======== Textauszug ========

Die unter Jupp Heynckes erstarkten Spieler des FC Bayern wollen noch einmal alle Kräfte mobilisieren, um das Pokal-Viertelfinale zu erreichen.
Die unter Jupp Heynckes erstarkten Spieler des FC Bayern wollen noch einmal alle Kräfte mobilisieren, um das Pokal-Viertelfinale zu erreichen. FOTO: Marijan Murat / dpa
München. Das Duell zwischen Bayern München und Borussia Dortmund überstrahlt das bevorstehende Achtel-finale im DFB-Pokal.

Selbst in der Dauerschleife hat die Rivalität nicht an Reiz verloren. Für Mats Hummels ist Bayern München gegen Borussia Dortmund auch vor dem siebten Pokalduell in sieben Jahren „das größte Spiel in Deutschland“. Bayern-Präsident Uli Hoeneß empfände es als Genuss, den „BVB rauszuhauen“. Und Dortmunds neuer Trainer Peter Stöger träumt insgeheim schon vom großen Coup.

========

Arbeitsauftrag 1:
Prüfe für jede Aussage, ob sie zum Textauszug über das Pokalduell passt, und antworte mit ja oder nein sowie den entscheidenden Worten aus dem Textauszug. (a) Mats Hummels bezeichnet das Spiel als das größte Spiel in Deutschland. (b) Peter Stöger ist der Trainer des FC Bayern. (c) Die beiden Vereine treffen im Pokal zum ersten Mal aufeinander.
Arbeitsauftrag 2:
Wer würde es laut dem Textauszug über das Pokalduell als Genuss empfinden, den BVB „rauszuhauen“?

======== Extrahierte Daten ========

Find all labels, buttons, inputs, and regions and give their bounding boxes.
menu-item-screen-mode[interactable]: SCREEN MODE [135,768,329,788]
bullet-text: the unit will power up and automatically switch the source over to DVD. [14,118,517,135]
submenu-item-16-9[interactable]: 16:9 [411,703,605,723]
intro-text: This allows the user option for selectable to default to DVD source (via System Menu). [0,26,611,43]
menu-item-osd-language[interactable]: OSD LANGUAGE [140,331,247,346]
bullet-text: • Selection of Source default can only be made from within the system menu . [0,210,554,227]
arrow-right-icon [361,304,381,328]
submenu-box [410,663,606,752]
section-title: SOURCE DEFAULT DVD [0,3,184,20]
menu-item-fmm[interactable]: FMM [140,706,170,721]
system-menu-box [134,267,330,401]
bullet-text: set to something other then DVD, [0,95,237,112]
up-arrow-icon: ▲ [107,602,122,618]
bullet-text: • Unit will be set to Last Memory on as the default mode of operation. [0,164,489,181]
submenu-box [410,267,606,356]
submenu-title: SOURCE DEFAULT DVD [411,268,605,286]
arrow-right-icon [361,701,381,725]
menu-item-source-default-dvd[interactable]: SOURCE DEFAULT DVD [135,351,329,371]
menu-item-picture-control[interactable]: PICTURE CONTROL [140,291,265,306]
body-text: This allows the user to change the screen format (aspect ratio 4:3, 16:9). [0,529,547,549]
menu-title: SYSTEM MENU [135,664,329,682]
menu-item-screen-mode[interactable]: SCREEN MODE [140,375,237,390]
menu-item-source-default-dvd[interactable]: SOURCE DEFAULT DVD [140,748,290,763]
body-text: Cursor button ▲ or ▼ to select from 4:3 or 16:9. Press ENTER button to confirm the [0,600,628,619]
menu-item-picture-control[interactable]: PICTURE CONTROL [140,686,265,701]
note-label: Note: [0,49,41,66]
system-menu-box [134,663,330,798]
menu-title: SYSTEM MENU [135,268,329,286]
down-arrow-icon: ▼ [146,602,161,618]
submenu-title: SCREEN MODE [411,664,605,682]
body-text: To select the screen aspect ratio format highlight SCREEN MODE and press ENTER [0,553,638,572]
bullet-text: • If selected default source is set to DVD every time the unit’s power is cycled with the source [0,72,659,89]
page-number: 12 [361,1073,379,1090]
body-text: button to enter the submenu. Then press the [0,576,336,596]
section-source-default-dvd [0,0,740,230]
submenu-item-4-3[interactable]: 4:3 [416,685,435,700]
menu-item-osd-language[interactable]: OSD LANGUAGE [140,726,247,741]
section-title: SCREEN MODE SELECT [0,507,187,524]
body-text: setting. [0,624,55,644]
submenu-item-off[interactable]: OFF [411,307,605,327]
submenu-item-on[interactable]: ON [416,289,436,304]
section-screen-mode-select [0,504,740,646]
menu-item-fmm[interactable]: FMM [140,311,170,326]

========

Deine Lösung 1:
(a) Ja: „Für Mats Hummels ist Bayern München gegen Borussia Dortmund auch vor dem siebten Pokalduell in sieben Jahren „das größte Spiel in Deutschland“.“
(b) Nein: „Dortmunds neuer Trainer Peter Stöger“
(c) Nein: „vor dem siebten Pokalduell in sieben Jahren“

Deine Lösung 2:
Bayern-Präsident Uli Hoeneß